_WHAT YOU NEED TO DO_: Go through the data and copy each line where the word "JSON" shows up.
[Opening DATASET CONTENT section]
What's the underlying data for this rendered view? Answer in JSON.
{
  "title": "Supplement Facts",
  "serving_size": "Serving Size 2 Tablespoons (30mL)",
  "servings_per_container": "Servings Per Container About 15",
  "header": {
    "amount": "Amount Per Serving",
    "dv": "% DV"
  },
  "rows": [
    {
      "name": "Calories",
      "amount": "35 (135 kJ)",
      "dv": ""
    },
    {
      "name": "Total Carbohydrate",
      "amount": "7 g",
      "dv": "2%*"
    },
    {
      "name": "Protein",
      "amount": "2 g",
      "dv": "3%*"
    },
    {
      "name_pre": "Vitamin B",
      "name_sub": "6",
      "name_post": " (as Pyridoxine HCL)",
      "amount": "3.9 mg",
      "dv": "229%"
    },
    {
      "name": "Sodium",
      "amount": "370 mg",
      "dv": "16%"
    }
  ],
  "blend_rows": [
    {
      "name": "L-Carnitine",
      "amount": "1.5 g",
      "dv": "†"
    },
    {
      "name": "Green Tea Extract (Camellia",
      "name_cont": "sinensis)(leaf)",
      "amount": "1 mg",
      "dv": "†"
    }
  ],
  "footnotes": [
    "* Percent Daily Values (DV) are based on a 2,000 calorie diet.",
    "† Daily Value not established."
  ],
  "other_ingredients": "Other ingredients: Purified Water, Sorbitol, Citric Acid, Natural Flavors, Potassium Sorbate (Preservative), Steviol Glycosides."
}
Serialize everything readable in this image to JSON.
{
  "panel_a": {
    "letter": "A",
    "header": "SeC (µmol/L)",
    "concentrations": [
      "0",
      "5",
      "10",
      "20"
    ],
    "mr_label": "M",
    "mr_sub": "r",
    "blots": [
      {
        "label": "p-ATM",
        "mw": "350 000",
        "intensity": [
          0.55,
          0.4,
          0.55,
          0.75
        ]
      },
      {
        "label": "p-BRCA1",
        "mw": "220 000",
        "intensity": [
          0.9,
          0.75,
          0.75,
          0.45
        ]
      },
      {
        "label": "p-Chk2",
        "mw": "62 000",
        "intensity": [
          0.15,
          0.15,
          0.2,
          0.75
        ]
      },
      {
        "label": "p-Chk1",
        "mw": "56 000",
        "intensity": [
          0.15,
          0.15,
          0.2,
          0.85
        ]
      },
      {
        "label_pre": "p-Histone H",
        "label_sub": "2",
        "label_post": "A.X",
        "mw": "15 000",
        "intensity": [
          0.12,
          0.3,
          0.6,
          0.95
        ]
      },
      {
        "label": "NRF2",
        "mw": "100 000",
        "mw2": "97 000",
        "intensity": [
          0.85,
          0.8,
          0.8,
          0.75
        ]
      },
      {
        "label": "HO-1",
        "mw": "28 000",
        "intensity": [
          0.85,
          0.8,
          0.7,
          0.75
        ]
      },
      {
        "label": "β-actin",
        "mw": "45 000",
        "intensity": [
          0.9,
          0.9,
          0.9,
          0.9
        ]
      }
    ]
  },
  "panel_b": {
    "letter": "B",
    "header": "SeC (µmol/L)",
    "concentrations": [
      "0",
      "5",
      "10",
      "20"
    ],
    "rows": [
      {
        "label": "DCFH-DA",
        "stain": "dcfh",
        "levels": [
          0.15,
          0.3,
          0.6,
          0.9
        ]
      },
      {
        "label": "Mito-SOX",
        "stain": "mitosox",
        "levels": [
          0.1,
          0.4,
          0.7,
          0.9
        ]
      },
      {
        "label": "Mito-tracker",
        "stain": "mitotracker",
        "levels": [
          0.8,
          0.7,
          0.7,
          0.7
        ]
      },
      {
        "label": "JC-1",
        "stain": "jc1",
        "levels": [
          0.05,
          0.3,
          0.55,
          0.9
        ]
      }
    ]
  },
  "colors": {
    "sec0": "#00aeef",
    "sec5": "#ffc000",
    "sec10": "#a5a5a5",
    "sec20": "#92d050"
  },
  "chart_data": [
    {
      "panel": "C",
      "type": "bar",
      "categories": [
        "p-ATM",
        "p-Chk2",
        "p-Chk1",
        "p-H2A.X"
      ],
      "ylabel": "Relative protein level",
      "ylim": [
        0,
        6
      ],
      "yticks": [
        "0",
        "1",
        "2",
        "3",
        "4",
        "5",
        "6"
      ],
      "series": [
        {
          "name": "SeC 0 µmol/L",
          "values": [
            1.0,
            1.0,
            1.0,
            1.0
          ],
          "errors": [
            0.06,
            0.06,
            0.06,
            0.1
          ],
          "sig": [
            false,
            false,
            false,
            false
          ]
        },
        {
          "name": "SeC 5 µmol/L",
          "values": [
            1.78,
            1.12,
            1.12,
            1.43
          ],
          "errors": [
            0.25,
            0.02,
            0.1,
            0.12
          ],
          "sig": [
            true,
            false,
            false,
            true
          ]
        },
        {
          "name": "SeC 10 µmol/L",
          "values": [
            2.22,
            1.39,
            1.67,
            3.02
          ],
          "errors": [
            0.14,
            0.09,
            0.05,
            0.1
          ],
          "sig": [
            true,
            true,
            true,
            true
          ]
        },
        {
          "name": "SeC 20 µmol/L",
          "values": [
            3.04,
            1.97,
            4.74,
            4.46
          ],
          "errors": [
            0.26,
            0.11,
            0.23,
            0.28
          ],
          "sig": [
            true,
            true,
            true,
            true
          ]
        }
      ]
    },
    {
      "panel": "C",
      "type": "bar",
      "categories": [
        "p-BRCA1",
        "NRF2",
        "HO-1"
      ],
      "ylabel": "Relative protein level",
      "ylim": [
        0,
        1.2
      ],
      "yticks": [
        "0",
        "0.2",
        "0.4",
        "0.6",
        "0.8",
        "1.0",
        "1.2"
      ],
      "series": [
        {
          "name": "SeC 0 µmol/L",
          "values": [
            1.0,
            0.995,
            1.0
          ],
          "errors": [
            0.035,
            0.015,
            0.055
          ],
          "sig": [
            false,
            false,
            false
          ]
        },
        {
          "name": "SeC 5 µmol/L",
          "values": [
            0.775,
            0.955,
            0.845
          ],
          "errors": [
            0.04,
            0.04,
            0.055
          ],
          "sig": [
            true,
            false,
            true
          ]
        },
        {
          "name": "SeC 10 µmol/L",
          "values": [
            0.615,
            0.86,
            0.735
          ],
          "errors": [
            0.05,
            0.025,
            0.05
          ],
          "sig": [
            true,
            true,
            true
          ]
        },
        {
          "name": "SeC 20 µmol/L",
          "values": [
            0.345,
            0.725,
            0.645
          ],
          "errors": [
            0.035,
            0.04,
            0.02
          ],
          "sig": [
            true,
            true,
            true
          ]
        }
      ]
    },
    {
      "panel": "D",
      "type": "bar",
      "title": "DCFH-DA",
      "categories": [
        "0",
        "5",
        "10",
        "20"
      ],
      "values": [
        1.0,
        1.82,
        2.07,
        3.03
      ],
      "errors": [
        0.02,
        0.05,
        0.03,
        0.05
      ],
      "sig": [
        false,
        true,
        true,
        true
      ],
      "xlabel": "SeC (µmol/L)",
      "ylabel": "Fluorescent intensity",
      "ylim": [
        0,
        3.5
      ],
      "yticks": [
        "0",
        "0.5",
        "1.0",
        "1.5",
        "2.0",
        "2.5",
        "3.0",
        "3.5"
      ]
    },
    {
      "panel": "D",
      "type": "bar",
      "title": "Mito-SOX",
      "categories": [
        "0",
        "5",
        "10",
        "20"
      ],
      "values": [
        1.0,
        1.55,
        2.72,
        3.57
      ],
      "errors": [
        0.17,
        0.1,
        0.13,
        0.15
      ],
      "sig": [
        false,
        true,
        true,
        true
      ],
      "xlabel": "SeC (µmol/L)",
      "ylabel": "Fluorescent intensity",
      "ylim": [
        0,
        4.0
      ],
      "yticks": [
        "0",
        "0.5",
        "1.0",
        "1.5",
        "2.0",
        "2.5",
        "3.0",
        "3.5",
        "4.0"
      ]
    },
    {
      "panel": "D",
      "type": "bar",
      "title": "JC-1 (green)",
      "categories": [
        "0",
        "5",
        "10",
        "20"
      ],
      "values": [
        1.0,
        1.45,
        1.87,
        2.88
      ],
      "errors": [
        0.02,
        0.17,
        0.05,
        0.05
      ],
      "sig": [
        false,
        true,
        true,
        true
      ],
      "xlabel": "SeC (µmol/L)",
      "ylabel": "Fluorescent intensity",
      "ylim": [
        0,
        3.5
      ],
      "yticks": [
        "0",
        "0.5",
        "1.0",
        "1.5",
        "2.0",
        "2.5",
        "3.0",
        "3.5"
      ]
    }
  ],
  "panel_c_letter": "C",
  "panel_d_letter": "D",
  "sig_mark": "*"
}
[Closing DATASET CONTENT section]
_RESPONSE BOX_:
What's the underlying data for this rendered view? Answer in JSON.
Serialize everything readable in this image to JSON.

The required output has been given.